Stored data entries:
:::

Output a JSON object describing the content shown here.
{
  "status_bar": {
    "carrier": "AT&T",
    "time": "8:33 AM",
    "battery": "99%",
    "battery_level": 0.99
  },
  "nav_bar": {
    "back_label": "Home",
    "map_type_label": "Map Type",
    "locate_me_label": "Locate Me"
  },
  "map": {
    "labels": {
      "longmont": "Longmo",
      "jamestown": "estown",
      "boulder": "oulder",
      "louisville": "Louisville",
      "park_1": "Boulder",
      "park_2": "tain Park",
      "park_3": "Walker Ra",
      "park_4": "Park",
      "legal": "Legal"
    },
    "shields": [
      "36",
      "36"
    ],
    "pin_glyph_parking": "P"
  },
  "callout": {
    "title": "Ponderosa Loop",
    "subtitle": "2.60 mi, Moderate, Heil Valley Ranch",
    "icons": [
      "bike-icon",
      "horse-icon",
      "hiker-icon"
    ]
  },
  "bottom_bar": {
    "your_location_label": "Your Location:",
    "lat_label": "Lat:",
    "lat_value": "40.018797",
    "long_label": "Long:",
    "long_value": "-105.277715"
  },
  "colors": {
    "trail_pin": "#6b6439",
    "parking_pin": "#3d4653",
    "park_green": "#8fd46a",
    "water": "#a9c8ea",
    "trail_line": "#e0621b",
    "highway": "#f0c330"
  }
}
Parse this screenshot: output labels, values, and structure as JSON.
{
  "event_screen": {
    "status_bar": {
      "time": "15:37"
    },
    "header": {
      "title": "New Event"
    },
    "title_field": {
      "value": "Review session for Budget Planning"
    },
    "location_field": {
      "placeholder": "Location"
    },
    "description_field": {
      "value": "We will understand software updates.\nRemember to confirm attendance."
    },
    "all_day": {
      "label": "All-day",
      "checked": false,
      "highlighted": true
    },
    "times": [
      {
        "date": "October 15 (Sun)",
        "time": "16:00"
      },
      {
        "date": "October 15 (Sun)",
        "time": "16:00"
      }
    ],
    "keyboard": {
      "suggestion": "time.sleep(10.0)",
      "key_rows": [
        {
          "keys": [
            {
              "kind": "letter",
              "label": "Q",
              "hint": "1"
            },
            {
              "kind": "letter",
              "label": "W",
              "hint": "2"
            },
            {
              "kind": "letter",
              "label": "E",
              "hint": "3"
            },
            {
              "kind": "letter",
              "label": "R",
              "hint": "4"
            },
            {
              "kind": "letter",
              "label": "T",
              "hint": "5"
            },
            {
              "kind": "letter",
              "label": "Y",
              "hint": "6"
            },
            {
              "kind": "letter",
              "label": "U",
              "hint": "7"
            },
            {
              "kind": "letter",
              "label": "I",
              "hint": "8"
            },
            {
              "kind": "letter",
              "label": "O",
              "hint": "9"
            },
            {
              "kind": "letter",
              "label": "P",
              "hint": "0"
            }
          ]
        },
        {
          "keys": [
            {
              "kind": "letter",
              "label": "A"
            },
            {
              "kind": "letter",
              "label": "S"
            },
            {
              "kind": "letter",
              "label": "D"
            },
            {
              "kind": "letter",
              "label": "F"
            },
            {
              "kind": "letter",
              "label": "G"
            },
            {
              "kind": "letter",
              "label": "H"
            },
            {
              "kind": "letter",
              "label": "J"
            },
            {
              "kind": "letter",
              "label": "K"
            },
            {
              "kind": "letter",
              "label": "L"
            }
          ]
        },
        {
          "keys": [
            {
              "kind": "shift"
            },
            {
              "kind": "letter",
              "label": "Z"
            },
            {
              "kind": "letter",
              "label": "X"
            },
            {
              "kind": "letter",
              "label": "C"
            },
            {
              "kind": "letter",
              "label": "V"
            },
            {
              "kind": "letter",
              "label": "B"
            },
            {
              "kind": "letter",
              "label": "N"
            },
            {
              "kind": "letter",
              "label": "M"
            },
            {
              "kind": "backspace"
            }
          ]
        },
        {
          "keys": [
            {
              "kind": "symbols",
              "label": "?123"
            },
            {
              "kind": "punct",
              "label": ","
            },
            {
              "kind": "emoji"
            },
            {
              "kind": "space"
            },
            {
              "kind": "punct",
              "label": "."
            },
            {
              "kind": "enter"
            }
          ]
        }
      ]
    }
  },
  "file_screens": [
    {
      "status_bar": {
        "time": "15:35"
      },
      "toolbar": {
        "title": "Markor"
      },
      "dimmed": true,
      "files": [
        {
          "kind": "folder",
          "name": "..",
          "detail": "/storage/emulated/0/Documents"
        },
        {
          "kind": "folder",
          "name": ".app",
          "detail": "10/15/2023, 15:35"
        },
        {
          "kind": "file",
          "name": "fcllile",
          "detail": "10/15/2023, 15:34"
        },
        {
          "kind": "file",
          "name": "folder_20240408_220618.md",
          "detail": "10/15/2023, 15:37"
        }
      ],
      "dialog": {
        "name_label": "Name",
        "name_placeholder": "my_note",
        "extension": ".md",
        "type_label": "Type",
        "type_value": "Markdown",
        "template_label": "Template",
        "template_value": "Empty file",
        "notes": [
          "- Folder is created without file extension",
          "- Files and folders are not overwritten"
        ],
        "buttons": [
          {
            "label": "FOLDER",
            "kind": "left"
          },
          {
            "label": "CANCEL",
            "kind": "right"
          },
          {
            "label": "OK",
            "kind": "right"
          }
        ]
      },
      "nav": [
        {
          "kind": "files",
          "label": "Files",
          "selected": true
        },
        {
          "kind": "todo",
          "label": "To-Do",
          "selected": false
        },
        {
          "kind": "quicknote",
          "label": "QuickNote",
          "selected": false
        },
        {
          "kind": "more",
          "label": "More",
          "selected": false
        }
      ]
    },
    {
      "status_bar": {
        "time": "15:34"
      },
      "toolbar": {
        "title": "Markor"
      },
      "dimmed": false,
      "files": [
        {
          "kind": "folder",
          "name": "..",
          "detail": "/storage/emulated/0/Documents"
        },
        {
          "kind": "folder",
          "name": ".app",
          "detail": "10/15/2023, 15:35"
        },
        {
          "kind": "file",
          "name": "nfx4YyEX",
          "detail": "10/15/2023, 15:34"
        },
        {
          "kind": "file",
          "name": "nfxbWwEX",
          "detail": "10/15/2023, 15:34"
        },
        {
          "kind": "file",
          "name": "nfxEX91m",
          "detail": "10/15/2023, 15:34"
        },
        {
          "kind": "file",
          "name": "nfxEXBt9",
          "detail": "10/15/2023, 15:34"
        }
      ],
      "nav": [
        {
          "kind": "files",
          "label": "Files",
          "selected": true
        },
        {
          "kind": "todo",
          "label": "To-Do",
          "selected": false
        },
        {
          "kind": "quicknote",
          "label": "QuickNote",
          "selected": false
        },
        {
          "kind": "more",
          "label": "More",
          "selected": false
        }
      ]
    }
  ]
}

:::

§ What is needed
Send back every record, precisely as written.

§ Response
Output a JSON object describing the content shown here.
{
  "status_bar": {
    "carrier": "AT&T",
    "time": "8:33 AM",
    "battery": "99%",
    "battery_level": 0.99
  },
  "nav_bar": {
    "back_label": "Home",
    "map_type_label": "Map Type",
    "locate_me_label": "Locate Me"
  },
  "map": {
    "labels": {
      "longmont": "Longmo",
      "jamestown": "estown",
      "boulder": "oulder",
      "louisville": "Louisville",
      "park_1": "Boulder",
      "park_2": "tain Park",
      "park_3": "Walker Ra",
      "park_4": "Park",
      "legal": "Legal"
    },
    "shields": [
      "36",
      "36"
    ],
    "pin_glyph_parking": "P"
  },
  "callout": {
    "title": "Ponderosa Loop",
    "subtitle": "2.60 mi, Moderate, Heil Valley Ranch",
    "icons": [
      "bike-icon",
      "horse-icon",
      "hiker-icon"
    ]
  },
  "bottom_bar": {
    "your_location_label": "Your Location:",
    "lat_label": "Lat:",
    "lat_value": "40.018797",
    "long_label": "Long:",
    "long_value": "-105.277715"
  },
  "colors": {
    "trail_pin": "#6b6439",
    "parking_pin": "#3d4653",
    "park_green": "#8fd46a",
    "water": "#a9c8ea",
    "trail_line": "#e0621b",
    "highway": "#f0c330"
  }
}
Parse this screenshot: output labels, values, and structure as JSON.
{
  "event_screen": {
    "status_bar": {
      "time": "15:37"
    },
    "header": {
      "title": "New Event"
    },
    "title_field": {
      "value": "Review session for Budget Planning"
    },
    "location_field": {
      "placeholder": "Location"
    },
    "description_field": {
      "value": "We will understand software updates.\nRemember to confirm attendance."
    },
    "all_day": {
      "label": "All-day",
      "checked": false,
      "highlighted": true
    },
    "times": [
      {
        "date": "October 15 (Sun)",
        "time": "16:00"
      },
      {
        "date": "October 15 (Sun)",
        "time": "16:00"
      }
    ],
    "keyboard": {
      "suggestion": "time.sleep(10.0)",
      "key_rows": [
        {
          "keys": [
            {
              "kind": "letter",
              "label": "Q",
              "hint": "1"
            },
            {
              "kind": "letter",
              "label": "W",
              "hint": "2"
            },
            {
              "kind": "letter",
              "label": "E",
              "hint": "3"
            },
            {
              "kind": "letter",
              "label": "R",
              "hint": "4"
            },
            {
              "kind": "letter",
              "label": "T",
              "hint": "5"
            },
            {
              "kind": "letter",
              "label": "Y",
              "hint": "6"
            },
            {
              "kind": "letter",
              "label": "U",
              "hint": "7"
            },
            {
              "kind": "letter",
              "label": "I",
              "hint": "8"
            },
            {
              "kind": "letter",
              "label": "O",
              "hint": "9"
            },
            {
              "kind": "letter",
              "label": "P",
              "hint": "0"
            }
          ]
        },
        {
          "keys": [
            {
              "kind": "letter",
              "label": "A"
            },
            {
              "kind": "letter",
              "label": "S"
            },
            {
              "kind": "letter",
              "label": "D"
            },
            {
              "kind": "letter",
              "label": "F"
            },
            {
              "kind": "letter",
              "label": "G"
            },
            {
              "kind": "letter",
              "label": "H"
            },
            {
              "kind": "letter",
              "label": "J"
            },
            {
              "kind": "letter",
              "label": "K"
            },
            {
              "kind": "letter",
              "label": "L"
            }
          ]
        },
        {
          "keys": [
            {
              "kind": "shift"
            },
            {
              "kind": "letter",
              "label": "Z"
            },
            {
              "kind": "letter",
              "label": "X"
            },
            {
              "kind": "letter",
              "label": "C"
            },
            {
              "kind": "letter",
              "label": "V"
            },
            {
              "kind": "letter",
              "label": "B"
            },
            {
              "kind": "letter",
              "label": "N"
            },
            {
              "kind": "letter",
              "label": "M"
            },
            {
              "kind": "backspace"
            }
          ]
        },
        {
          "keys": [
            {
              "kind": "symbols",
              "label": "?123"
            },
            {
              "kind": "punct",
              "label": ","
            },
            {
              "kind": "emoji"
            },
            {
              "kind": "space"
            },
            {
              "kind": "punct",
              "label": "."
            },
            {
              "kind": "enter"
            }
          ]
        }
      ]
    }
  },
  "file_screens": [
    {
      "status_bar": {
        "time": "15:35"
      },
      "toolbar": {
        "title": "Markor"
      },
      "dimmed": true,
      "files": [
        {
          "kind": "folder",
          "name": "..",
          "detail": "/storage/emulated/0/Documents"
        },
        {
          "kind": "folder",
          "name": ".app",
          "detail": "10/15/2023, 15:35"
        },
        {
          "kind": "file",
          "name": "fcllile",
          "detail": "10/15/2023, 15:34"
        },
        {
          "kind": "file",
          "name": "folder_20240408_220618.md",
          "detail": "10/15/2023, 15:37"
        }
      ],
      "dialog": {
        "name_label": "Name",
        "name_placeholder": "my_note",
        "extension": ".md",
        "type_label": "Type",
        "type_value": "Markdown",
        "template_label": "Template",
        "template_value": "Empty file",
        "notes": [
          "- Folder is created without file extension",
          "- Files and folders are not overwritten"
        ],
        "buttons": [
          {
            "label": "FOLDER",
            "kind": "left"
          },
          {
            "label": "CANCEL",
            "kind": "right"
          },
          {
            "label": "OK",
            "kind": "right"
          }
        ]
      },
      "nav": [
        {
          "kind": "files",
          "label": "Files",
          "selected": true
        },
        {
          "kind": "todo",
          "label": "To-Do",
          "selected": false
        },
        {
          "kind": "quicknote",
          "label": "QuickNote",
          "selected": false
        },
        {
          "kind": "more",
          "label": "More",
          "selected": false
        }
      ]
    },
    {
      "status_bar": {
        "time": "15:34"
      },
      "toolbar": {
        "title": "Markor"
      },
      "dimmed": false,
      "files": [
        {
          "kind": "folder",
          "name": "..",
          "detail": "/storage/emulated/0/Documents"
        },
        {
          "kind": "folder",
          "name": ".app",
          "detail": "10/15/2023, 15:35"
        },
        {
          "kind": "file",
          "name": "nfx4YyEX",
          "detail": "10/15/2023, 15:34"
        },
        {
          "kind": "file",
          "name": "nfxbWwEX",
          "detail": "10/15/2023, 15:34"
        },
        {
          "kind": "file",
          "name": "nfxEX91m",
          "detail": "10/15/2023, 15:34"
        },
        {
          "kind": "file",
          "name": "nfxEXBt9",
          "detail": "10/15/2023, 15:34"
        }
      ],
      "nav": [
        {
          "kind": "files",
          "label": "Files",
          "selected": true
        },
        {
          "kind": "todo",
          "label": "To-Do",
          "selected": false
        },
        {
          "kind": "quicknote",
          "label": "QuickNote",
          "selected": false
        },
        {
          "kind": "more",
          "label": "More",
          "selected": false
        }
      ]
    }
  ]
}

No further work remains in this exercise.